— Directions for this task —
Transcribe the listing that follows in full, omitting pictures.

— Record list —
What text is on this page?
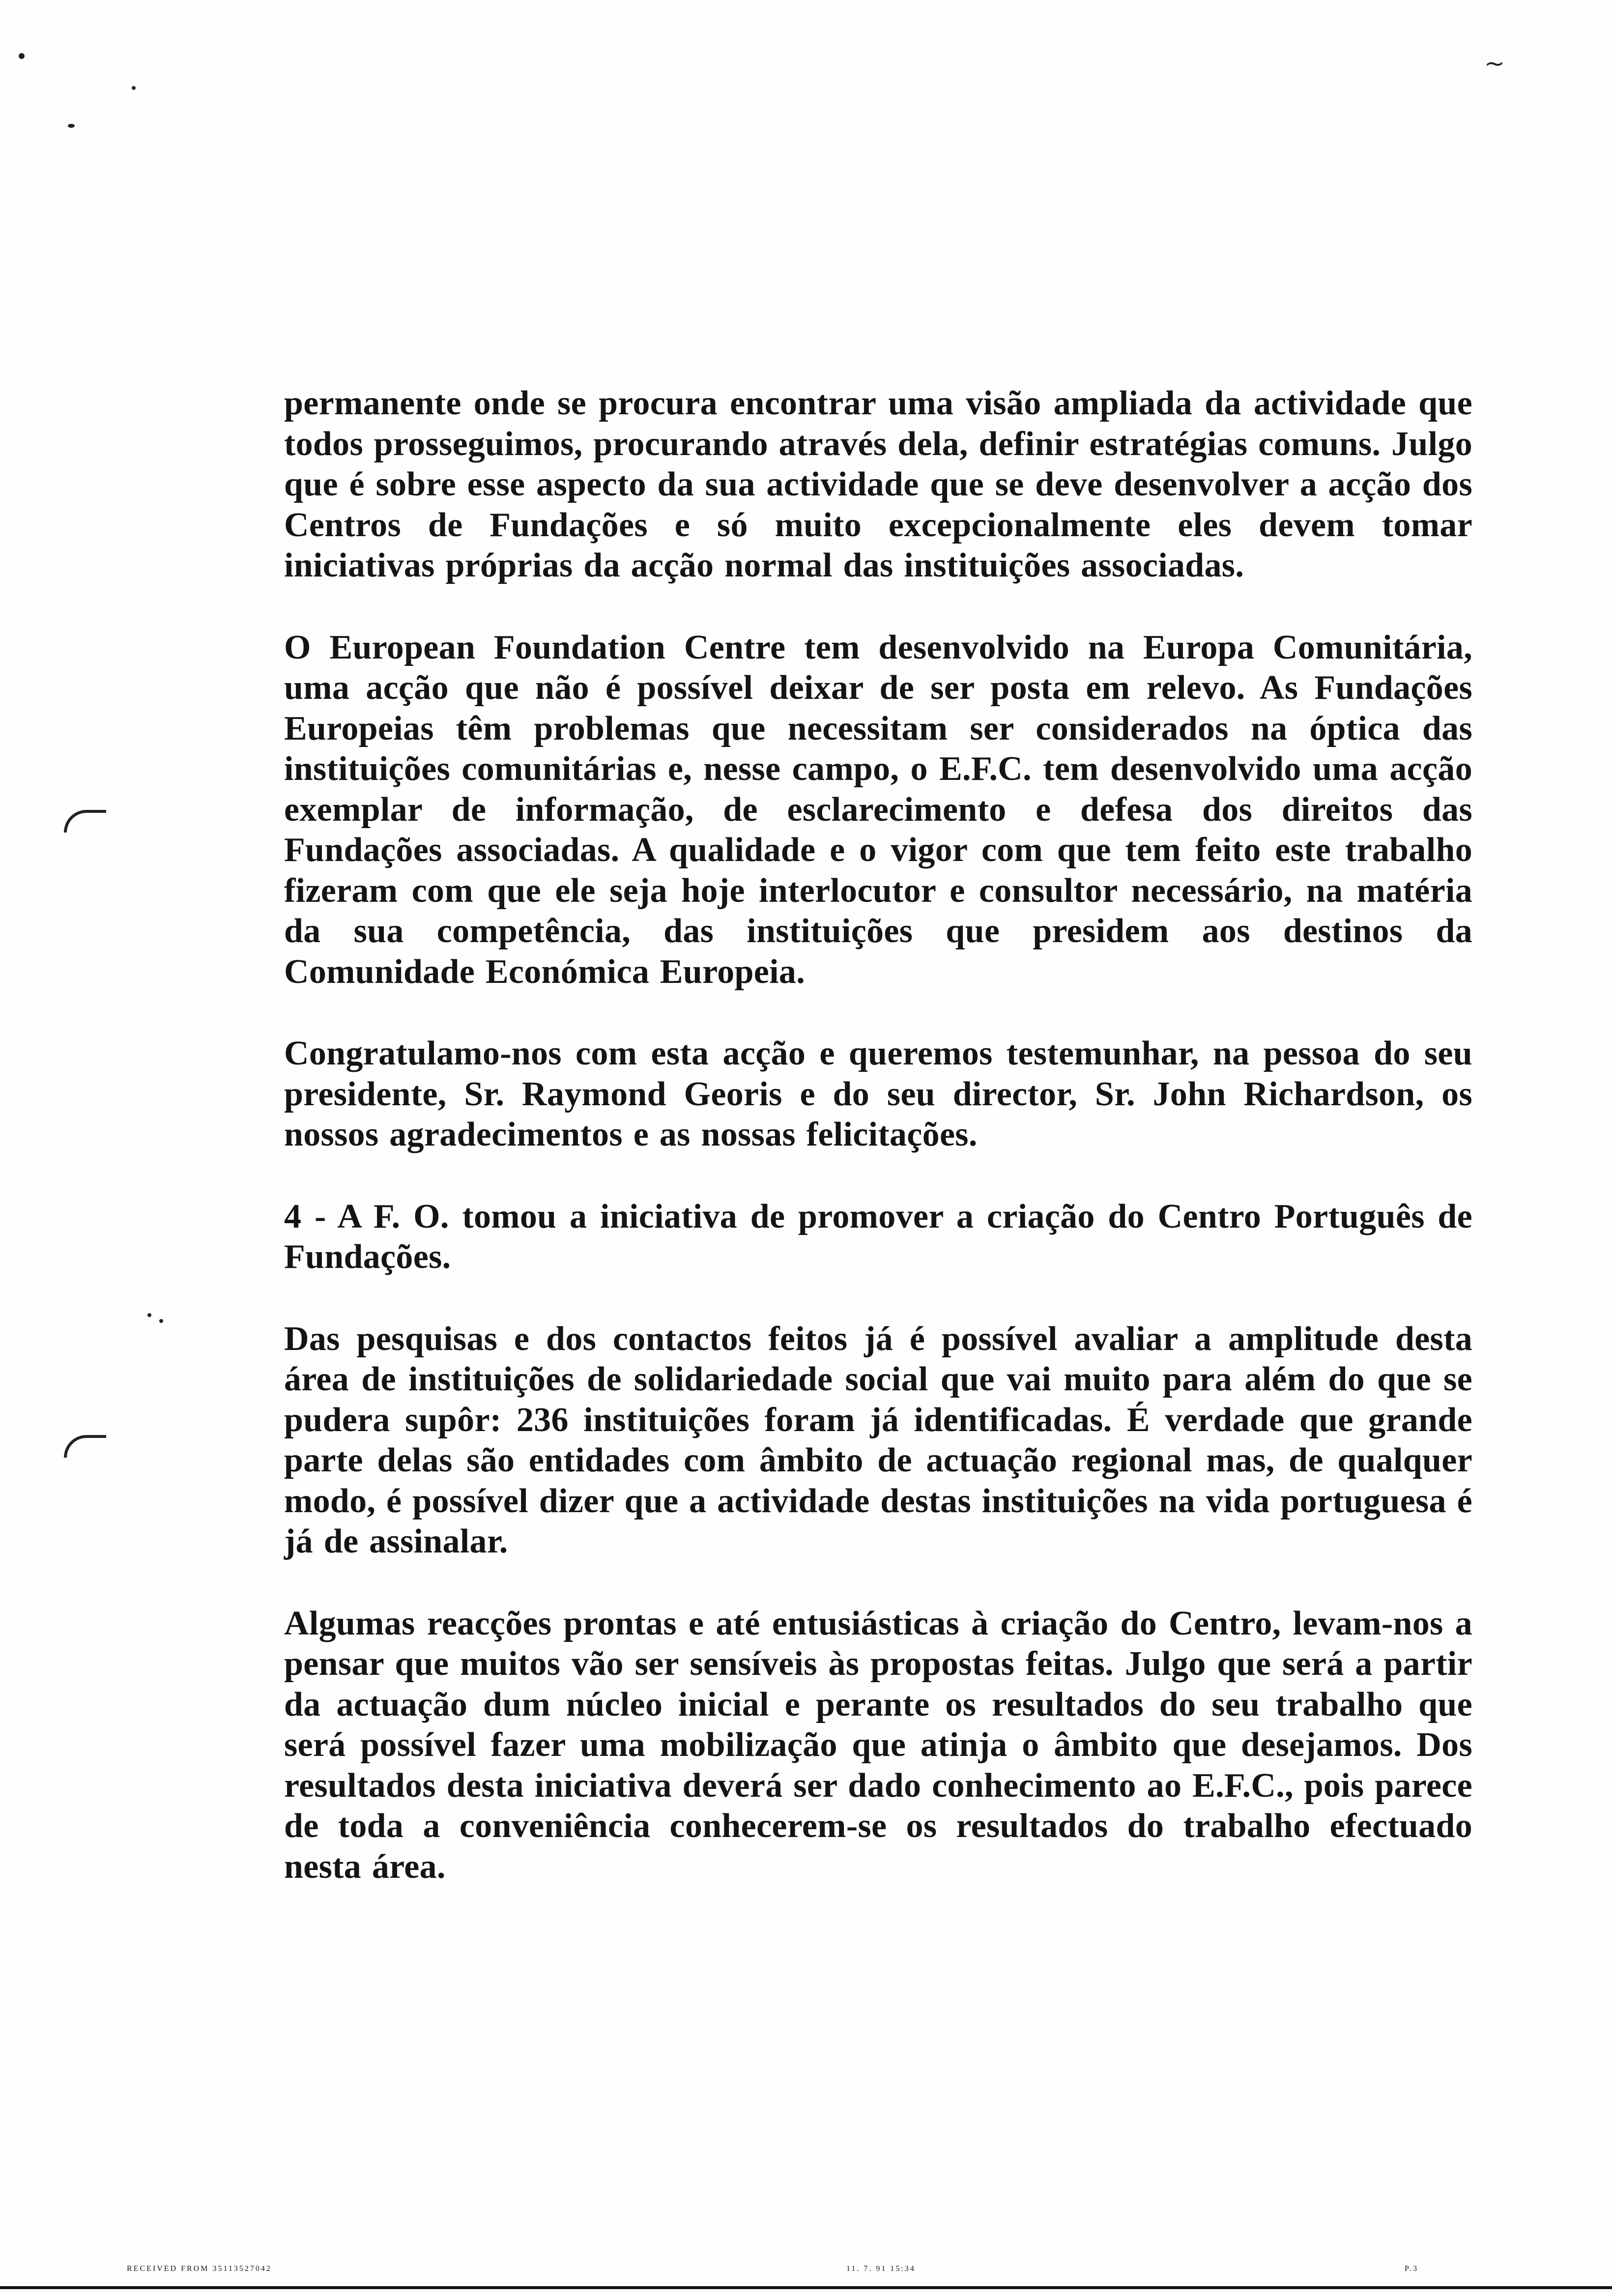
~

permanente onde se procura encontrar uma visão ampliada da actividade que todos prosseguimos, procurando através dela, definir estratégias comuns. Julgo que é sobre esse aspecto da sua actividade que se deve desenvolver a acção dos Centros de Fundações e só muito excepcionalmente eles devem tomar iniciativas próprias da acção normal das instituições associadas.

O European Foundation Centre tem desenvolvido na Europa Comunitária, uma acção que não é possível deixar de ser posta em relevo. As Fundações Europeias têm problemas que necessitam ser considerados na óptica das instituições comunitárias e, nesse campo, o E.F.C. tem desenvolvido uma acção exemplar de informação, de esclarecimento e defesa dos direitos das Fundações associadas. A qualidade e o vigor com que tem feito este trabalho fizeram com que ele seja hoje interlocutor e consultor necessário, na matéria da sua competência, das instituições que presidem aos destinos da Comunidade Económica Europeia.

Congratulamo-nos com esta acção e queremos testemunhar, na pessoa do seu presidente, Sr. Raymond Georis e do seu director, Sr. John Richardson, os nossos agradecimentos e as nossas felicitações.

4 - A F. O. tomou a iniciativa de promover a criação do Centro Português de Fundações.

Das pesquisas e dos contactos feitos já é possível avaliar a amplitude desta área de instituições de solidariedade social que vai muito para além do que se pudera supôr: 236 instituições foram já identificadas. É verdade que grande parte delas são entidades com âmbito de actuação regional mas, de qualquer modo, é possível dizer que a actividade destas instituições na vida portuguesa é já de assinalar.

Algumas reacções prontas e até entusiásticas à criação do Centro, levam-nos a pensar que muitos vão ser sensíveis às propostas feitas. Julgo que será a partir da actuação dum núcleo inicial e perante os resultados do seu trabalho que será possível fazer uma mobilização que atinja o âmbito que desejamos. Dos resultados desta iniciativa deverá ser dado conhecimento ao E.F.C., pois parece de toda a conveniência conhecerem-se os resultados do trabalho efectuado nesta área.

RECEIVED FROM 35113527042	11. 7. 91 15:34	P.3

— Correct response —
What text is on this page?
~

permanente onde se procura encontrar uma visão ampliada da actividade que todos prosseguimos, procurando através dela, definir estratégias comuns. Julgo que é sobre esse aspecto da sua actividade que se deve desenvolver a acção dos Centros de Fundações e só muito excepcionalmente eles devem tomar iniciativas próprias da acção normal das instituições associadas.

O European Foundation Centre tem desenvolvido na Europa Comunitária, uma acção que não é possível deixar de ser posta em relevo. As Fundações Europeias têm problemas que necessitam ser considerados na óptica das instituições comunitárias e, nesse campo, o E.F.C. tem desenvolvido uma acção exemplar de informação, de esclarecimento e defesa dos direitos das Fundações associadas. A qualidade e o vigor com que tem feito este trabalho fizeram com que ele seja hoje interlocutor e consultor necessário, na matéria da sua competência, das instituições que presidem aos destinos da Comunidade Económica Europeia.

Congratulamo-nos com esta acção e queremos testemunhar, na pessoa do seu presidente, Sr. Raymond Georis e do seu director, Sr. John Richardson, os nossos agradecimentos e as nossas felicitações.

4 - A F. O. tomou a iniciativa de promover a criação do Centro Português de Fundações.

Das pesquisas e dos contactos feitos já é possível avaliar a amplitude desta área de instituições de solidariedade social que vai muito para além do que se pudera supôr: 236 instituições foram já identificadas. É verdade que grande parte delas são entidades com âmbito de actuação regional mas, de qualquer modo, é possível dizer que a actividade destas instituições na vida portuguesa é já de assinalar.

Algumas reacções prontas e até entusiásticas à criação do Centro, levam-nos a pensar que muitos vão ser sensíveis às propostas feitas. Julgo que será a partir da actuação dum núcleo inicial e perante os resultados do seu trabalho que será possível fazer uma mobilização que atinja o âmbito que desejamos. Dos resultados desta iniciativa deverá ser dado conhecimento ao E.F.C., pois parece de toda a conveniência conhecerem-se os resultados do trabalho efectuado nesta área.

RECEIVED FROM 35113527042	11. 7. 91 15:34	P.3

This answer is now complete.